REQUIRED WORK:
Select the lines of the records containing the word "Omar" and list them.

[Entries from a dataset]
═══

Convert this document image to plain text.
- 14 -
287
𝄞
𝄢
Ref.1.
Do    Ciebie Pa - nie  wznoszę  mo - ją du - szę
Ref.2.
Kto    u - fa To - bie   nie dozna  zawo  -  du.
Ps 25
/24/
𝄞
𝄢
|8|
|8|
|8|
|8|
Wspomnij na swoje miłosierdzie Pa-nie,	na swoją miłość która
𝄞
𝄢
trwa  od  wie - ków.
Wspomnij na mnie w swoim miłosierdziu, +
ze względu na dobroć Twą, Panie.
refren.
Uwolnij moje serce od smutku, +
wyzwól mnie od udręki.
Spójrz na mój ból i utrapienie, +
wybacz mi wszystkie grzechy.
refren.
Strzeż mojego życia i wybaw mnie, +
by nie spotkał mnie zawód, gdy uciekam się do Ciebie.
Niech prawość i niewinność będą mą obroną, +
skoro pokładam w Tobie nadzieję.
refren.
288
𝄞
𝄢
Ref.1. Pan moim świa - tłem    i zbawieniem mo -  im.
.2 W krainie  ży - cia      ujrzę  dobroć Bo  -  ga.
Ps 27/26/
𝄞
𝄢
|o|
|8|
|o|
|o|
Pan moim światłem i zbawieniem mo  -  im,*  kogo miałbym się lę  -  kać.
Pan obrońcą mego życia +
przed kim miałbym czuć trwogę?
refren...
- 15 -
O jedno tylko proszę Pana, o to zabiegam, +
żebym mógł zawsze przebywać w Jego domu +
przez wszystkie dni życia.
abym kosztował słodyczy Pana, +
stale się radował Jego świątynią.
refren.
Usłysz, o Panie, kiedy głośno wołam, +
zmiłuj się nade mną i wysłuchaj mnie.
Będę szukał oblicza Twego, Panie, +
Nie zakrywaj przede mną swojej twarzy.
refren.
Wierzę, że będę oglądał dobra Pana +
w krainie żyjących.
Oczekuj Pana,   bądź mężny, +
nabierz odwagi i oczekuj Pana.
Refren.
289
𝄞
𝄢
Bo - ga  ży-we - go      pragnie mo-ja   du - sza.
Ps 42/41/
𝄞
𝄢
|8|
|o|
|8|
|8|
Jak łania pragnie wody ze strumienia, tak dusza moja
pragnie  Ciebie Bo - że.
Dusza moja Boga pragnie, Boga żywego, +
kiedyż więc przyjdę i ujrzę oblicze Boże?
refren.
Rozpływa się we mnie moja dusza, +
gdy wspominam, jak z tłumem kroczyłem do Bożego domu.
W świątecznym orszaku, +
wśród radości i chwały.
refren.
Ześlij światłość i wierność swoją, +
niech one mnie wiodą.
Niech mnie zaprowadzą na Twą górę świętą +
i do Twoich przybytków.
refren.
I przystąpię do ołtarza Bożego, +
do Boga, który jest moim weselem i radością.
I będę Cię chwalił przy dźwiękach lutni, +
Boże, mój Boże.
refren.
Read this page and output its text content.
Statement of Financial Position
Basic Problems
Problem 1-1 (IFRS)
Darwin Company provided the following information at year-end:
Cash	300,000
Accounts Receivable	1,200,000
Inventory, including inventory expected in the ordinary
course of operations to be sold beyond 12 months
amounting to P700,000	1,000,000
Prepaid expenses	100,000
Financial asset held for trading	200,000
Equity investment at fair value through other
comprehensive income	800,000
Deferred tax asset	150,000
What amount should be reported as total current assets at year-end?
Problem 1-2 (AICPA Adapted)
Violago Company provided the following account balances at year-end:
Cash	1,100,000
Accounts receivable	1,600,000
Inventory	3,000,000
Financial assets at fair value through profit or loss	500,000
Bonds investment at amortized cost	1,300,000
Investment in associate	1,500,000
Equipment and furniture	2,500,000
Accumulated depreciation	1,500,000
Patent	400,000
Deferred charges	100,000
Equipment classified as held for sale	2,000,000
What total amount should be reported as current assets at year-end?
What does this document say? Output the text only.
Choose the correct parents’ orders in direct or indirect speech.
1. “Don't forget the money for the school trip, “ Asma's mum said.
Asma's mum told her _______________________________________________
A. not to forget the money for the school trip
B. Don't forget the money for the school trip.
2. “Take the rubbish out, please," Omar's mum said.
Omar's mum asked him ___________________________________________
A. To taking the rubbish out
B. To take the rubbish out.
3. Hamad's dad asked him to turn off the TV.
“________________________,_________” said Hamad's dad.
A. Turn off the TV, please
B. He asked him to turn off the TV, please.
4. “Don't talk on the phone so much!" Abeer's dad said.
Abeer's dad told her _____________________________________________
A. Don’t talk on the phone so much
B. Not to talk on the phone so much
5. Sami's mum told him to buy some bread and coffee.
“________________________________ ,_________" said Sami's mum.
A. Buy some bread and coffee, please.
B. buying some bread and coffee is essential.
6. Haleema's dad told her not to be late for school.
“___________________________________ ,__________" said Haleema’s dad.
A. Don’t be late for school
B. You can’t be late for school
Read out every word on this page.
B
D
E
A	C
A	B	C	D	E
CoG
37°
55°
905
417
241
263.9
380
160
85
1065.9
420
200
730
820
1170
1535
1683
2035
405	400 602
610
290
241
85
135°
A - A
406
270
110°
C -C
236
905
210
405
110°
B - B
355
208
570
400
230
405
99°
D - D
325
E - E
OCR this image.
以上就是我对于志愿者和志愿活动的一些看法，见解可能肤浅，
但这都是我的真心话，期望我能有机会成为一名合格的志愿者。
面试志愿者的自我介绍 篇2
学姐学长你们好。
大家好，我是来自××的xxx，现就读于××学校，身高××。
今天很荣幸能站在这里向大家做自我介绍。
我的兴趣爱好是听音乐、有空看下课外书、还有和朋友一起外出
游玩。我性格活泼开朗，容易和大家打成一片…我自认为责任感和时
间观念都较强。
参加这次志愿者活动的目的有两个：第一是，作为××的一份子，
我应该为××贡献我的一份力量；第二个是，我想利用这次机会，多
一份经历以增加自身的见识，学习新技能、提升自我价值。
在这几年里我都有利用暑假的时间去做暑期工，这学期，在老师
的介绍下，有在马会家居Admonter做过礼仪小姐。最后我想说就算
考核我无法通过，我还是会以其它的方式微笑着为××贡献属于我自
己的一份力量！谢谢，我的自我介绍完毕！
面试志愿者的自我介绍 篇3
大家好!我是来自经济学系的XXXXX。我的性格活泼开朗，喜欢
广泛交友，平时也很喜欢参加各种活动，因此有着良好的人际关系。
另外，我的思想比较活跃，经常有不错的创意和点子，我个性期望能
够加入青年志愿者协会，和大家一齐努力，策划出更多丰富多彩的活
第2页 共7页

═══

COMPLETE RESPONSE:
2. “Take the rubbish out, please," Omar's mum said.
Omar's mum asked him ___________________________________________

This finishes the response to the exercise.